_Problem description_
Reproduce the passage in the partitioning thread below, starting with "Hi again all, Just" and going on through "and rgs, Pól...".

Hi again all, Just a quick follow-up - could I script the creation of 1000 partitions using bash or PL/pgSQL? I think (rightly/wrongly?) that this may be the best solution? I've found samples on the web, but they are for partitioning by date - a quick sample by integer would be gratefully received! Is partman recommended by the community? TIA and rgs, Pól...
On 8/9/21 9:14 AM, Pól Ua Laoínecháin wrote: > Hi again all, > > Just a quick follow-up - could I script the creation of 1000 > partitions using bash Sure. That's what scripting languages are for. > or PL/pgSQL? I think (rightly/wrongly?) that > this may be the best solution? > > I've found samples on the web, but they are for partitioning by date - > a quick sample by integer would be gratefully received! > > Is partman recommended by the community? -- Angular momentum makes the world go 'round.
I have a 400GB joining table (one SMALLINT and the other INTEGER -
Primary Keys on other tables) with 1000 fields on one side and 10M on
the other, so 10,000M (or 10Bn) records all told.
My queries:
Do you have any explain analyze,buffers
<query> results with the existing setup? Does it look problematic?
How would your table grow on either side of the join ? Append only, static data or too frequently updated etc, or dropped periodically, so that delete based bloating can be skipped completely.
How distributed is the data based on smallint keys, equally or unequally.
What kind of queries would be run and results returned ? Oltp or olap like ? Quick queries with few rows retuned or heavy queries with lot of rows returned.

_Material_
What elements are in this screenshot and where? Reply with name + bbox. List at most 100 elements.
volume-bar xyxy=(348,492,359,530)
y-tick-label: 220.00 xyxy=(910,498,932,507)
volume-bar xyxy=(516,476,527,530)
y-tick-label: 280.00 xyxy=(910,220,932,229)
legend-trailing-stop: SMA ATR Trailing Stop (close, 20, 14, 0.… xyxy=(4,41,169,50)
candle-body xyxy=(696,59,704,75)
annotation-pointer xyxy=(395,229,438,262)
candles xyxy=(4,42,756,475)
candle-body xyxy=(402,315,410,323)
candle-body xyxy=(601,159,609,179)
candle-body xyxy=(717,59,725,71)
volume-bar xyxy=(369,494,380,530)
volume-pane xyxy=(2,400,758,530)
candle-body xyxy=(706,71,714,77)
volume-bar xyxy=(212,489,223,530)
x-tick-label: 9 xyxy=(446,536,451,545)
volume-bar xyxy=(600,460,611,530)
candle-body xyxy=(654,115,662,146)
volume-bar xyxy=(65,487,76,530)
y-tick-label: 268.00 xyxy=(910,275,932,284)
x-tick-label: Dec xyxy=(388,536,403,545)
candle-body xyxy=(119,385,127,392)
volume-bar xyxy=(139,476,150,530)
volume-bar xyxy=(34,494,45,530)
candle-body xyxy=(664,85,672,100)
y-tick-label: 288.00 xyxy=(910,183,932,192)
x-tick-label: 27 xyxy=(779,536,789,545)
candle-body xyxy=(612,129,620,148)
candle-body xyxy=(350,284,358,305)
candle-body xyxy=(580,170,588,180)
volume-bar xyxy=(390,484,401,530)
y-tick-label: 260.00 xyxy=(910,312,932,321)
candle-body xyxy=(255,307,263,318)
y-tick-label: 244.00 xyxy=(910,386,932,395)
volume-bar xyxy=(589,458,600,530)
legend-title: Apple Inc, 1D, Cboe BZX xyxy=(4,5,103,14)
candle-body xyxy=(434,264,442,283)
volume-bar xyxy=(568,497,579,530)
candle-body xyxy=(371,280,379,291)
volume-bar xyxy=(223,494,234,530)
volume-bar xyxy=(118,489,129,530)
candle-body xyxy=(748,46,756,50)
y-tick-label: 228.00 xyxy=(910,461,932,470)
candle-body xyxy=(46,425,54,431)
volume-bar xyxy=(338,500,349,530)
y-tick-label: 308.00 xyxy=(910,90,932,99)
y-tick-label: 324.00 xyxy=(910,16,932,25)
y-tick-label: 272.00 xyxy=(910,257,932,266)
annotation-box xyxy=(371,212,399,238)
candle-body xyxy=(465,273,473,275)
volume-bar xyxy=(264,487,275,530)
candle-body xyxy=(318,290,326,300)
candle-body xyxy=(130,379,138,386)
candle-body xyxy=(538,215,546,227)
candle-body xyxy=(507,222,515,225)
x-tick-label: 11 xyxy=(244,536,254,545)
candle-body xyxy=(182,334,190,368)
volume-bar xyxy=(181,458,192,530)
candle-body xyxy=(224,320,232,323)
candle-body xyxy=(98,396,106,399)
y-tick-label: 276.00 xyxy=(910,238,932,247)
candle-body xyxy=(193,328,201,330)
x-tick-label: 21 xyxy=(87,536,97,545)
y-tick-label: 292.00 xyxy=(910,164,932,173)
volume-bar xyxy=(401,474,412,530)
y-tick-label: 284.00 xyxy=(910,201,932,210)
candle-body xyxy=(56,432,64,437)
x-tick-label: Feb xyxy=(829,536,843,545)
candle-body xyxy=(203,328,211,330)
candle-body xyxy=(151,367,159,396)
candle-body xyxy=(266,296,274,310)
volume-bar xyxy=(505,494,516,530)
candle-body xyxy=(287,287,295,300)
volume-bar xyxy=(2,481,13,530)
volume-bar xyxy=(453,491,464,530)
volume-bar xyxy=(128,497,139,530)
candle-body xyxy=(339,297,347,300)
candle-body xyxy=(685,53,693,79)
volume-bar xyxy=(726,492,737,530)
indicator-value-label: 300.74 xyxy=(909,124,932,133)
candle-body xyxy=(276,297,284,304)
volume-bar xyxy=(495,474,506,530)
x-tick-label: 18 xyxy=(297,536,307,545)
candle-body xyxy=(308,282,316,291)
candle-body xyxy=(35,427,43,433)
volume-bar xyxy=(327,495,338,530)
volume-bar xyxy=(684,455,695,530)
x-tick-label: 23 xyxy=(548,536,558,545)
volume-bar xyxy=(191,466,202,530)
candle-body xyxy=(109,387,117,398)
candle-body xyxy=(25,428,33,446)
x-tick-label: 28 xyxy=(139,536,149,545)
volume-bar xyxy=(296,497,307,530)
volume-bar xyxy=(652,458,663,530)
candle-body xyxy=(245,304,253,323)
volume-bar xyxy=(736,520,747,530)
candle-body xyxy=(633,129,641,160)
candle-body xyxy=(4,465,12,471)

_Solution to this exercise_
Hi again all, Just a quick follow-up - could I script the creation of 1000 partitions using bash or PL/pgSQL? I think (rightly/wrongly?) that this may be the best solution? I've found samples on the web, but they are for partitioning by date - a quick sample by integer would be gratefully received! Is partman recommended by the community? TIA and rgs, Pól...